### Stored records
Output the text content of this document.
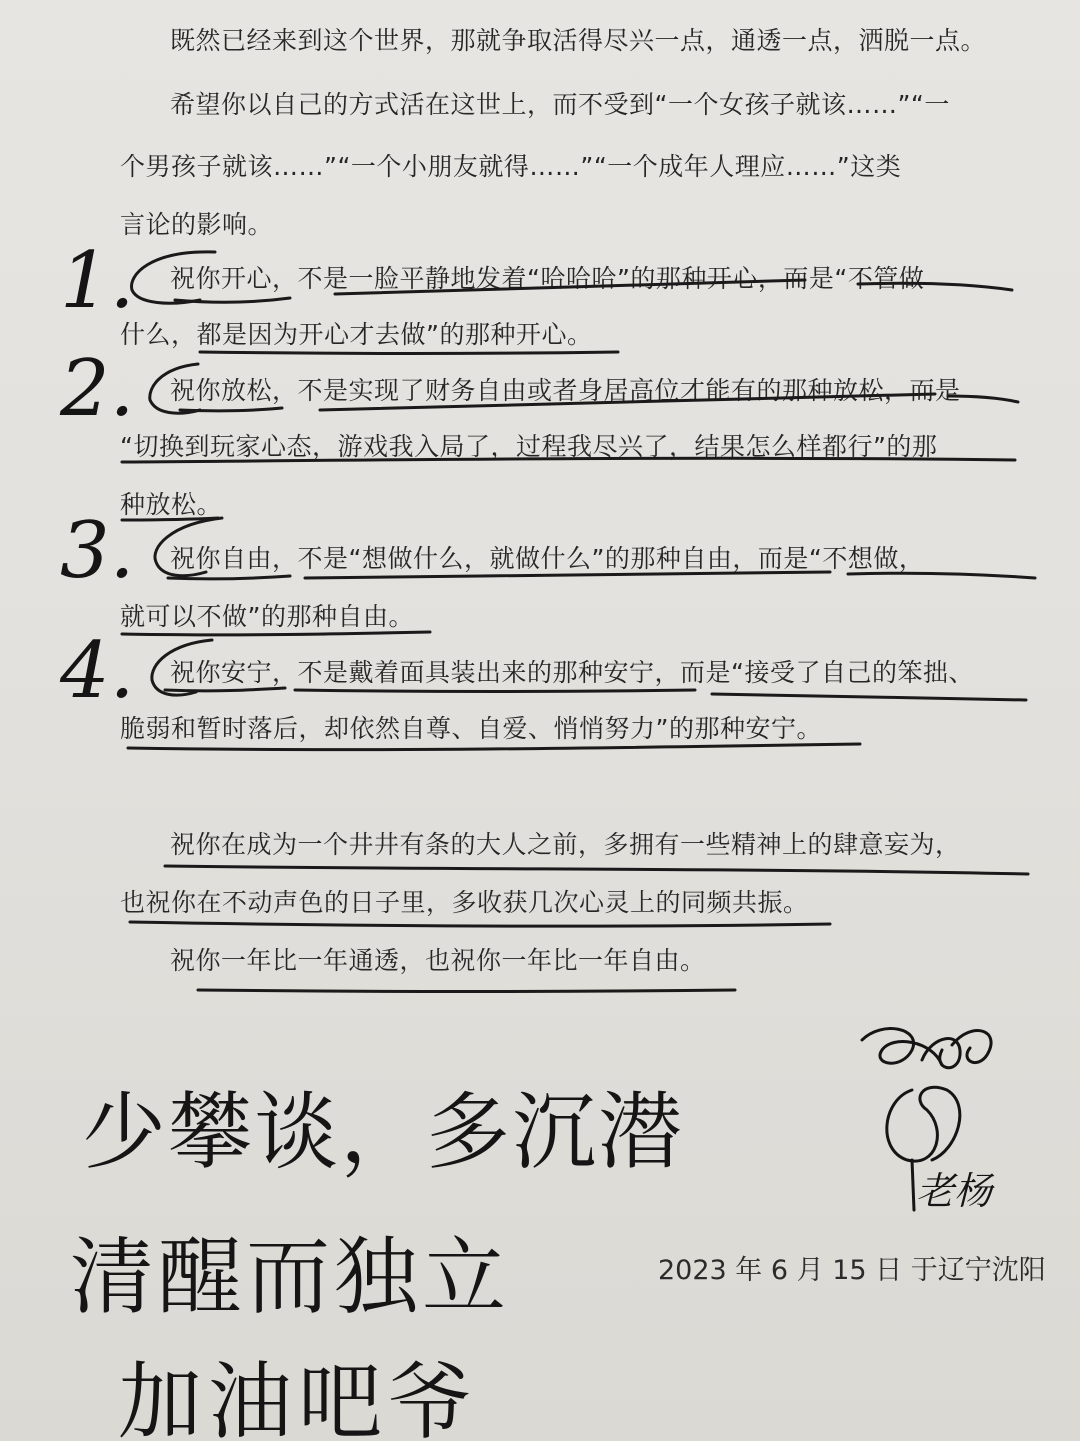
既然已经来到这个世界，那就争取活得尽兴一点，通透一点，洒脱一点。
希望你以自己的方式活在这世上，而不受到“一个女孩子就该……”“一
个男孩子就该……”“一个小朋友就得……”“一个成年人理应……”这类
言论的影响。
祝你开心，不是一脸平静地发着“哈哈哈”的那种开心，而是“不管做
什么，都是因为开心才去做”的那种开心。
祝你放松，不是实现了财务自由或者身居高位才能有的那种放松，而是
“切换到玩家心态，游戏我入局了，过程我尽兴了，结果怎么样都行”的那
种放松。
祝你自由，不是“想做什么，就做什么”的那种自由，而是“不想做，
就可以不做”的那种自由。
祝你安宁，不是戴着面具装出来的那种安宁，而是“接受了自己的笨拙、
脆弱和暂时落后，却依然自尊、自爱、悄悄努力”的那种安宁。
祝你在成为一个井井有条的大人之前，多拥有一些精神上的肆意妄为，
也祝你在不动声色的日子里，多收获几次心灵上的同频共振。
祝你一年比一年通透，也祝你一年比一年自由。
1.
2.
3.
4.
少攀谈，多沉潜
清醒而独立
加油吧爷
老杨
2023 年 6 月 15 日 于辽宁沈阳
* * *
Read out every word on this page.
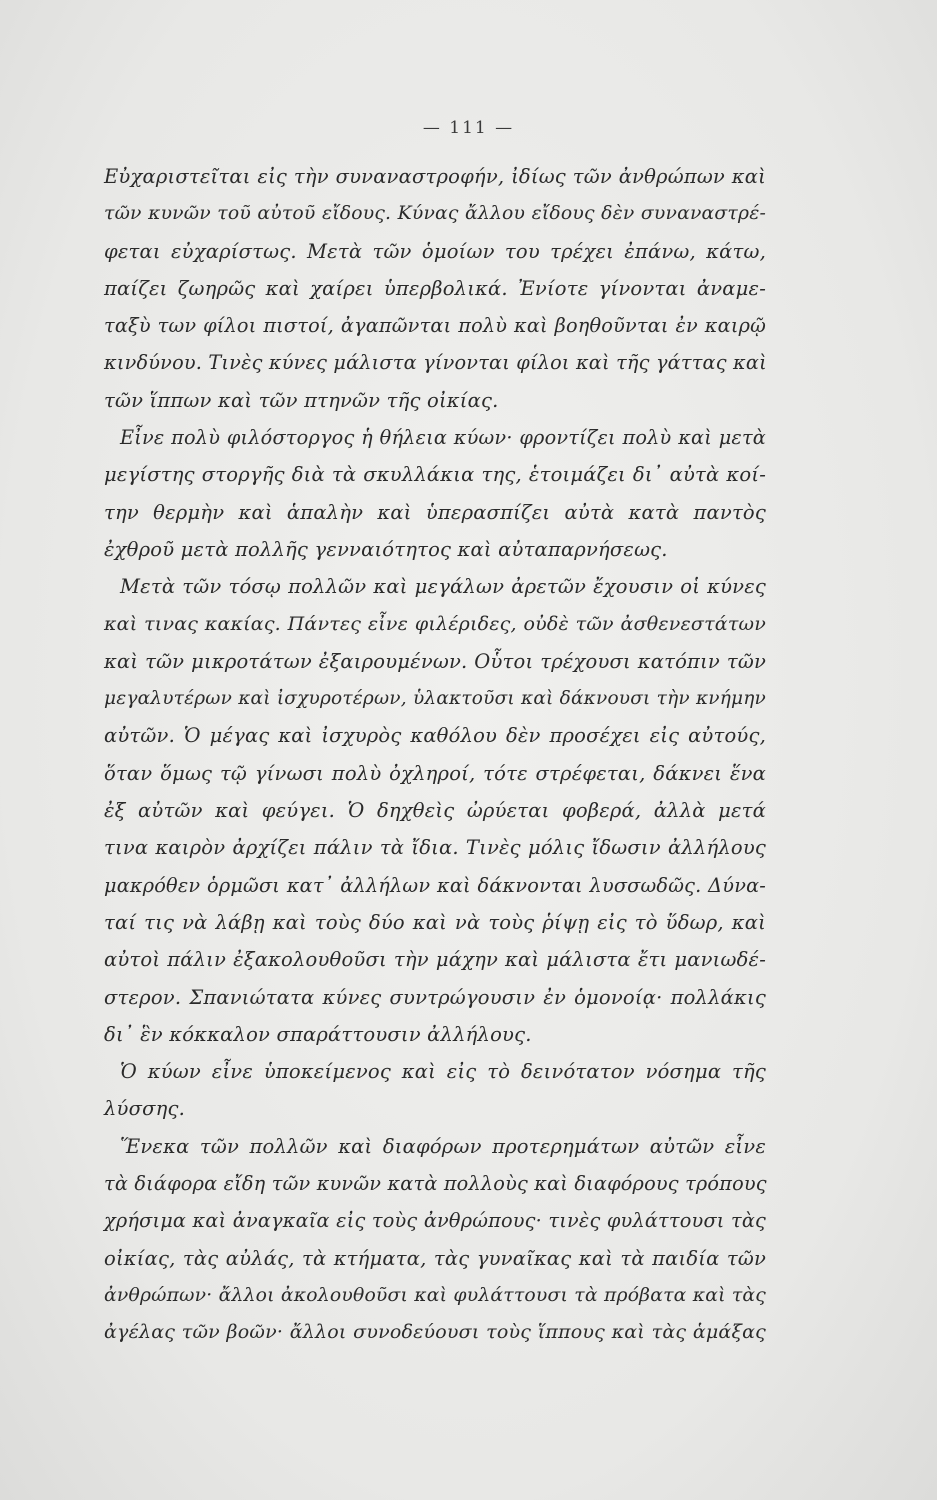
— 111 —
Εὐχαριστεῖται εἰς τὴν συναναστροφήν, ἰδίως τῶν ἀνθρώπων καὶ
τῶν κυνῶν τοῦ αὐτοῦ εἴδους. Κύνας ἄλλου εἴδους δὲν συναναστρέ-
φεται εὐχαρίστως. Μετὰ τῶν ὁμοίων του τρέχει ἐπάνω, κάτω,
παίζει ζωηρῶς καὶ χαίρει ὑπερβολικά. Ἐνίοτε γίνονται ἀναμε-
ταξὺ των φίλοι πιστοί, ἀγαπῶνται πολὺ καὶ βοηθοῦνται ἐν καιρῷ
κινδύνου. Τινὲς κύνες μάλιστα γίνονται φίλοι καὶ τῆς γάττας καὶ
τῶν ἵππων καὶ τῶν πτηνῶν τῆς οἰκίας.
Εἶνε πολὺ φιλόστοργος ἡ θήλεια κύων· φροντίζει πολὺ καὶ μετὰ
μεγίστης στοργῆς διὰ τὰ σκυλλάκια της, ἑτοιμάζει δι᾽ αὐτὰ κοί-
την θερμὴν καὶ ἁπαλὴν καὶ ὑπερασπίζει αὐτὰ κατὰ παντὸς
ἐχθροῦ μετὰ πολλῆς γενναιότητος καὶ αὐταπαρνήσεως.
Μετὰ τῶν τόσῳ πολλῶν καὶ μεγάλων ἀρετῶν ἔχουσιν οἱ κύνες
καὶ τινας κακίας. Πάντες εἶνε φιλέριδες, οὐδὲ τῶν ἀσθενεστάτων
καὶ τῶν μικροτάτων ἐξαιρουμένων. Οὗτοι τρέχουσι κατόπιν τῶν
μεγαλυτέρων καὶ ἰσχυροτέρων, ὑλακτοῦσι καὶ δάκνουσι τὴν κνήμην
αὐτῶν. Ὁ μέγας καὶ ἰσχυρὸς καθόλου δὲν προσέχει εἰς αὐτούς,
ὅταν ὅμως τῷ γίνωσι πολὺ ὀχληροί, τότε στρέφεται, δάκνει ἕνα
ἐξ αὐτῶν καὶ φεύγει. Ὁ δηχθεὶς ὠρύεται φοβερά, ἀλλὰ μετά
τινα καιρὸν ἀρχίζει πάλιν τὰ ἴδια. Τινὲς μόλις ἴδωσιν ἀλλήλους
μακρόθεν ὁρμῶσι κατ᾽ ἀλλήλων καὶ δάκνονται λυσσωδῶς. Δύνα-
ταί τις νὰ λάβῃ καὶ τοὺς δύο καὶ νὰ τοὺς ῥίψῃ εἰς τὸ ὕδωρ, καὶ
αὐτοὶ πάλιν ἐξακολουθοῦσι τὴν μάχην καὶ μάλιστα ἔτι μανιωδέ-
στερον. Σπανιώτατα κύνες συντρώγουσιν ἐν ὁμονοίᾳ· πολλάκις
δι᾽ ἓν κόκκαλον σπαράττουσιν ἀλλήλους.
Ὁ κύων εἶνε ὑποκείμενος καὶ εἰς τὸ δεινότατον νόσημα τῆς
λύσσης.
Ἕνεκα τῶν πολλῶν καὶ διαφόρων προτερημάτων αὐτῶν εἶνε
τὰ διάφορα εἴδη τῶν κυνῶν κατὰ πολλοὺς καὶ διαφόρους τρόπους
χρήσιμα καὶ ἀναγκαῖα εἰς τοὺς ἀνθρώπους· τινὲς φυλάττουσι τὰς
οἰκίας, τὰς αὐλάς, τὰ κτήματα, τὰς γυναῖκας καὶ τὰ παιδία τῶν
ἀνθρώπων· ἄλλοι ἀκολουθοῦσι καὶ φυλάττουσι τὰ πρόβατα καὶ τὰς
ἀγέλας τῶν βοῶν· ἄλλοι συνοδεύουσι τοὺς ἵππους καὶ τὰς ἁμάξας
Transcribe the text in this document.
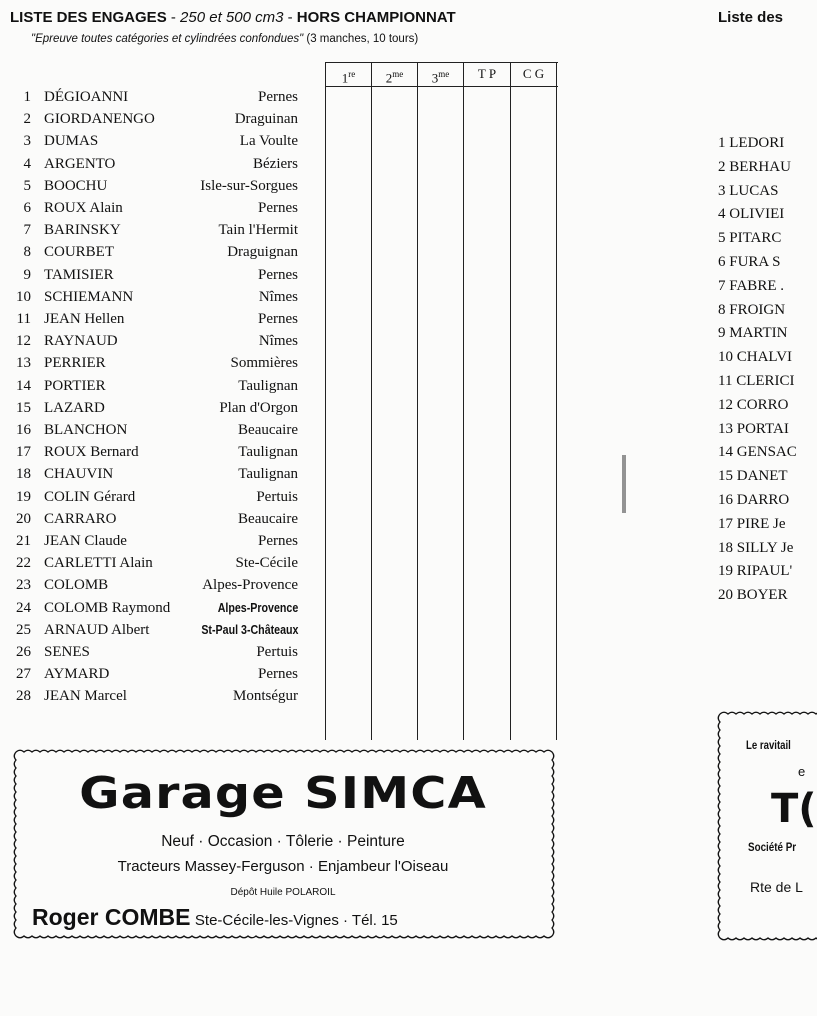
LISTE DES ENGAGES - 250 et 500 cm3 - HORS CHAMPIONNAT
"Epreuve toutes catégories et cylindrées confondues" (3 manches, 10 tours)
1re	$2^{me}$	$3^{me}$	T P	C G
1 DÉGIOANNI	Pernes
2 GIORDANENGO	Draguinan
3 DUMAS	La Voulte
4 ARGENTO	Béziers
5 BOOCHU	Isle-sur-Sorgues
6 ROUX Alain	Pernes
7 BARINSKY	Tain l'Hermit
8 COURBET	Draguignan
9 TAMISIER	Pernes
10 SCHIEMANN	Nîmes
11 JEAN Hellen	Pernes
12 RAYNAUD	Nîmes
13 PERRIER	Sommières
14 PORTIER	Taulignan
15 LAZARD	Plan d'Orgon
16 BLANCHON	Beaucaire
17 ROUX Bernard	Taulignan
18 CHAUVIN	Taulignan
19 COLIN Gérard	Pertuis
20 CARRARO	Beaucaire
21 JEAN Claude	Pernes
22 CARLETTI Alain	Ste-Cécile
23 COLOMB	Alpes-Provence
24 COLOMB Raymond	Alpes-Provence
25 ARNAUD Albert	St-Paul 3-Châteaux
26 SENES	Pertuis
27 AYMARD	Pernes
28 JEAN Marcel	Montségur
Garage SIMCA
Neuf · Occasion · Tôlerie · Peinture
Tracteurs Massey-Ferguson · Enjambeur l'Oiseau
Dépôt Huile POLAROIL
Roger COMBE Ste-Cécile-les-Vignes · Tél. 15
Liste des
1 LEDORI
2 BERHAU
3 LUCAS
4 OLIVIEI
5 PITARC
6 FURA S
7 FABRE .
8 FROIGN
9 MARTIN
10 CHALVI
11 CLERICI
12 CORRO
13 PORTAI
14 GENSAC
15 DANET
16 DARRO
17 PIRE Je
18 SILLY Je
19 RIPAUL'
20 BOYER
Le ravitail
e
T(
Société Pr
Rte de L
--
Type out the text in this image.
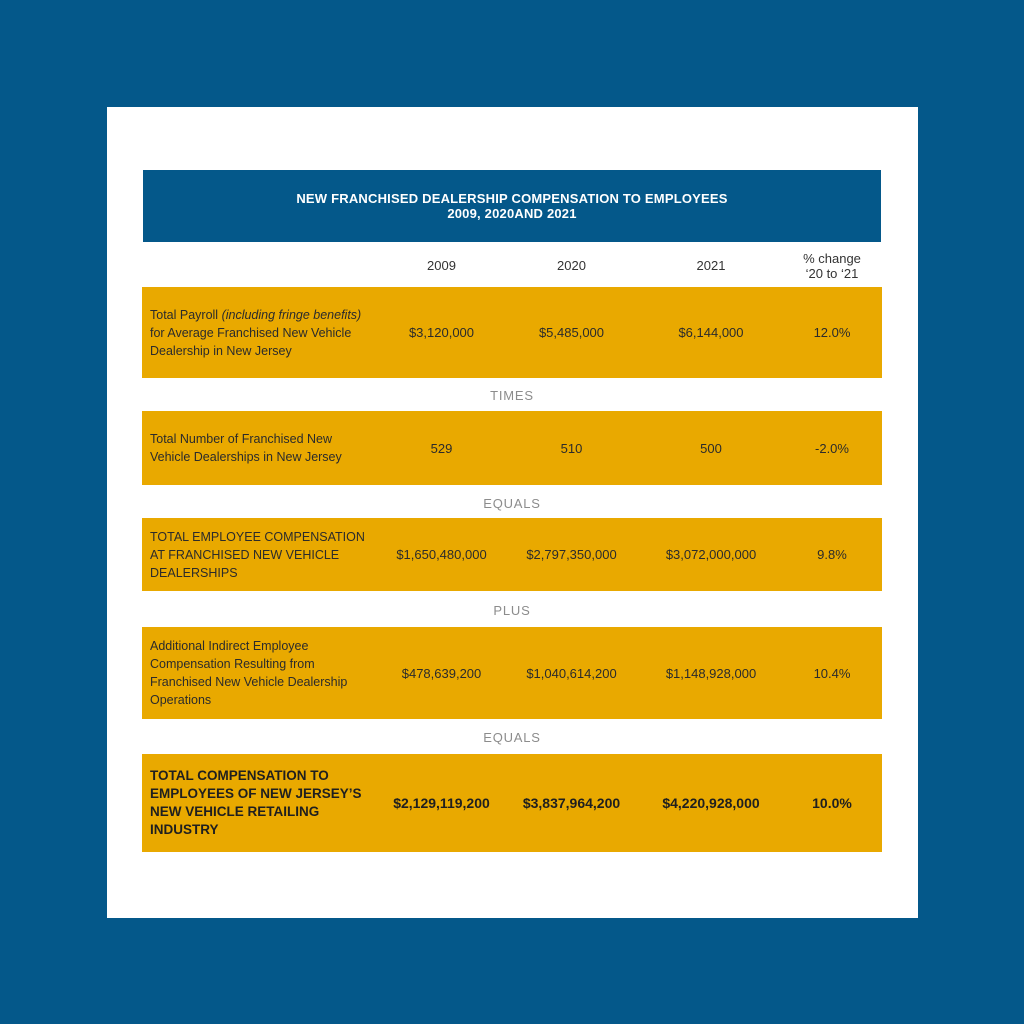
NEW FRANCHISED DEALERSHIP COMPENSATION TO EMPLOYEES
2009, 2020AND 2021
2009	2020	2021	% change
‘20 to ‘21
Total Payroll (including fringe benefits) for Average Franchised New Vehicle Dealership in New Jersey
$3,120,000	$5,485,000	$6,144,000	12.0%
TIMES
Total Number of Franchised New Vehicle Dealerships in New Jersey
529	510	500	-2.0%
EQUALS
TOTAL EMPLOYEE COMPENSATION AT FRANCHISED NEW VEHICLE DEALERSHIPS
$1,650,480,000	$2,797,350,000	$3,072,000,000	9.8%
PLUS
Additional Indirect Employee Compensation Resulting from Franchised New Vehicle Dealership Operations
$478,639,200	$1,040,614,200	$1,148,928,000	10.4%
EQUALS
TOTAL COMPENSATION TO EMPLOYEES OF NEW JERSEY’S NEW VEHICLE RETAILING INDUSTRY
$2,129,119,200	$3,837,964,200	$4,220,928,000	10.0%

### The task
In the listing, find each line with the string "Pernes" and copy it.

### Full answer
1 DÉGIOANNI	Pernes
6 ROUX Alain	Pernes
9 TAMISIER	Pernes
11 JEAN Hellen	Pernes
21 JEAN Claude	Pernes
27 AYMARD	Pernes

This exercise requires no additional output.